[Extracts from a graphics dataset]
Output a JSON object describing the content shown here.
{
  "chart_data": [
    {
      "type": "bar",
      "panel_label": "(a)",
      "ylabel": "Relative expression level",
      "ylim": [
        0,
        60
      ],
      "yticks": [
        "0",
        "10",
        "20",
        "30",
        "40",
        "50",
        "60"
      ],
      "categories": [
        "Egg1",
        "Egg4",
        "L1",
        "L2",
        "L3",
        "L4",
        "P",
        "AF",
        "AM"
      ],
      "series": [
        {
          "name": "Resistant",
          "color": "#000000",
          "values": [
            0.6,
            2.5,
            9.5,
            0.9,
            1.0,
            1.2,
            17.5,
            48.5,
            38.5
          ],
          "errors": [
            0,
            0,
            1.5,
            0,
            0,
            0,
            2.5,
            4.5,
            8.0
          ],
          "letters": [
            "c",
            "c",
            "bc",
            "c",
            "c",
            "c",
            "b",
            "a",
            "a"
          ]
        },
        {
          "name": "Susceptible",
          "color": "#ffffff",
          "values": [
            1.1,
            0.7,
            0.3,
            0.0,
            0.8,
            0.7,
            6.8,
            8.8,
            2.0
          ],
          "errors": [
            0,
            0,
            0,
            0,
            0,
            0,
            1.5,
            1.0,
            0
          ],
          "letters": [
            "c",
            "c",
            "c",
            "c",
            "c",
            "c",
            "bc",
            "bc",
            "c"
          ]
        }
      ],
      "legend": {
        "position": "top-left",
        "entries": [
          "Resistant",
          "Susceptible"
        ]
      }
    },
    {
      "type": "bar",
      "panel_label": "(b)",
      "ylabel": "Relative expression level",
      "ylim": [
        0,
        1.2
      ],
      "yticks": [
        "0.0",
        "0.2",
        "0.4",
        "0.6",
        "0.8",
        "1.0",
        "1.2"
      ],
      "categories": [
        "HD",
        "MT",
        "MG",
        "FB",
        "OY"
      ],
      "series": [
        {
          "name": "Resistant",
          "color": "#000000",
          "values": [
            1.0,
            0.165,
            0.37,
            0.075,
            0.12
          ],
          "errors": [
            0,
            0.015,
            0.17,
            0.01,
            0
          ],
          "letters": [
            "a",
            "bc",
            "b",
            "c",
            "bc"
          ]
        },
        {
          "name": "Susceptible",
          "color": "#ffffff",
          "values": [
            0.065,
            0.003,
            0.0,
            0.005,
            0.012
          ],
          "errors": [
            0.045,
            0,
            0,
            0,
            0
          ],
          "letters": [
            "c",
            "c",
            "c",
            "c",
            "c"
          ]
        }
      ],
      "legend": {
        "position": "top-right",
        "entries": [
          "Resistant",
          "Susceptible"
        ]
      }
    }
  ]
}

**Problem requirements**
Repeat all the records. Match each line exactly.

**Answer below**
Output a JSON object describing the content shown here.
{
  "chart_data": [
    {
      "type": "bar",
      "panel_label": "(a)",
      "ylabel": "Relative expression level",
      "ylim": [
        0,
        60
      ],
      "yticks": [
        "0",
        "10",
        "20",
        "30",
        "40",
        "50",
        "60"
      ],
      "categories": [
        "Egg1",
        "Egg4",
        "L1",
        "L2",
        "L3",
        "L4",
        "P",
        "AF",
        "AM"
      ],
      "series": [
        {
          "name": "Resistant",
          "color": "#000000",
          "values": [
            0.6,
            2.5,
            9.5,
            0.9,
            1.0,
            1.2,
            17.5,
            48.5,
            38.5
          ],
          "errors": [
            0,
            0,
            1.5,
            0,
            0,
            0,
            2.5,
            4.5,
            8.0
          ],
          "letters": [
            "c",
            "c",
            "bc",
            "c",
            "c",
            "c",
            "b",
            "a",
            "a"
          ]
        },
        {
          "name": "Susceptible",
          "color": "#ffffff",
          "values": [
            1.1,
            0.7,
            0.3,
            0.0,
            0.8,
            0.7,
            6.8,
            8.8,
            2.0
          ],
          "errors": [
            0,
            0,
            0,
            0,
            0,
            0,
            1.5,
            1.0,
            0
          ],
          "letters": [
            "c",
            "c",
            "c",
            "c",
            "c",
            "c",
            "bc",
            "bc",
            "c"
          ]
        }
      ],
      "legend": {
        "position": "top-left",
        "entries": [
          "Resistant",
          "Susceptible"
        ]
      }
    },
    {
      "type": "bar",
      "panel_label": "(b)",
      "ylabel": "Relative expression level",
      "ylim": [
        0,
        1.2
      ],
      "yticks": [
        "0.0",
        "0.2",
        "0.4",
        "0.6",
        "0.8",
        "1.0",
        "1.2"
      ],
      "categories": [
        "HD",
        "MT",
        "MG",
        "FB",
        "OY"
      ],
      "series": [
        {
          "name": "Resistant",
          "color": "#000000",
          "values": [
            1.0,
            0.165,
            0.37,
            0.075,
            0.12
          ],
          "errors": [
            0,
            0.015,
            0.17,
            0.01,
            0
          ],
          "letters": [
            "a",
            "bc",
            "b",
            "c",
            "bc"
          ]
        },
        {
          "name": "Susceptible",
          "color": "#ffffff",
          "values": [
            0.065,
            0.003,
            0.0,
            0.005,
            0.012
          ],
          "errors": [
            0.045,
            0,
            0,
            0,
            0
          ],
          "letters": [
            "c",
            "c",
            "c",
            "c",
            "c"
          ]
        }
      ],
      "legend": {
        "position": "top-right",
        "entries": [
          "Resistant",
          "Susceptible"
        ]
      }
    }
  ]
}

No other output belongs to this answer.